Data listing
begin
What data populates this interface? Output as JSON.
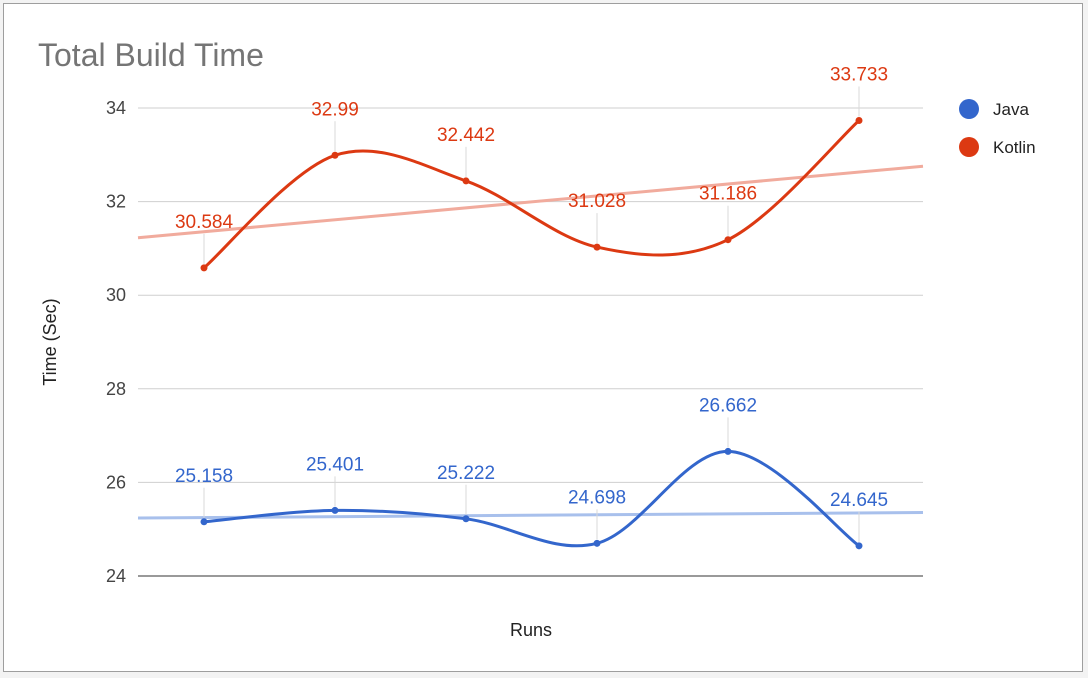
{
  "chart_data": {
    "type": "line",
    "title": "Total Build Time",
    "xlabel": "Runs",
    "ylabel": "Time (Sec)",
    "ylim": [
      24,
      34
    ],
    "yticks": [
      24,
      26,
      28,
      30,
      32,
      34
    ],
    "x": [
      1,
      2,
      3,
      4,
      5,
      6
    ],
    "grid": true,
    "legend_position": "right",
    "trendlines": true,
    "series": [
      {
        "name": "Java",
        "color": "#3366cc",
        "trend_color": "#a8c0ec",
        "values": [
          25.158,
          25.401,
          25.222,
          24.698,
          26.662,
          24.645
        ],
        "labels": [
          "25.158",
          "25.401",
          "25.222",
          "24.698",
          "26.662",
          "24.645"
        ]
      },
      {
        "name": "Kotlin",
        "color": "#dc3912",
        "trend_color": "#f1ab9d",
        "values": [
          30.584,
          32.99,
          32.442,
          31.028,
          31.186,
          33.733
        ],
        "labels": [
          "30.584",
          "32.99",
          "32.442",
          "31.028",
          "31.186",
          "33.733"
        ]
      }
    ]
  }
}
end
**Problem**
Keep only those lines of the records that hold "Time", and return them.

**Task output**
    "title": "Total Build Time",
    "ylabel": "Time (Sec)",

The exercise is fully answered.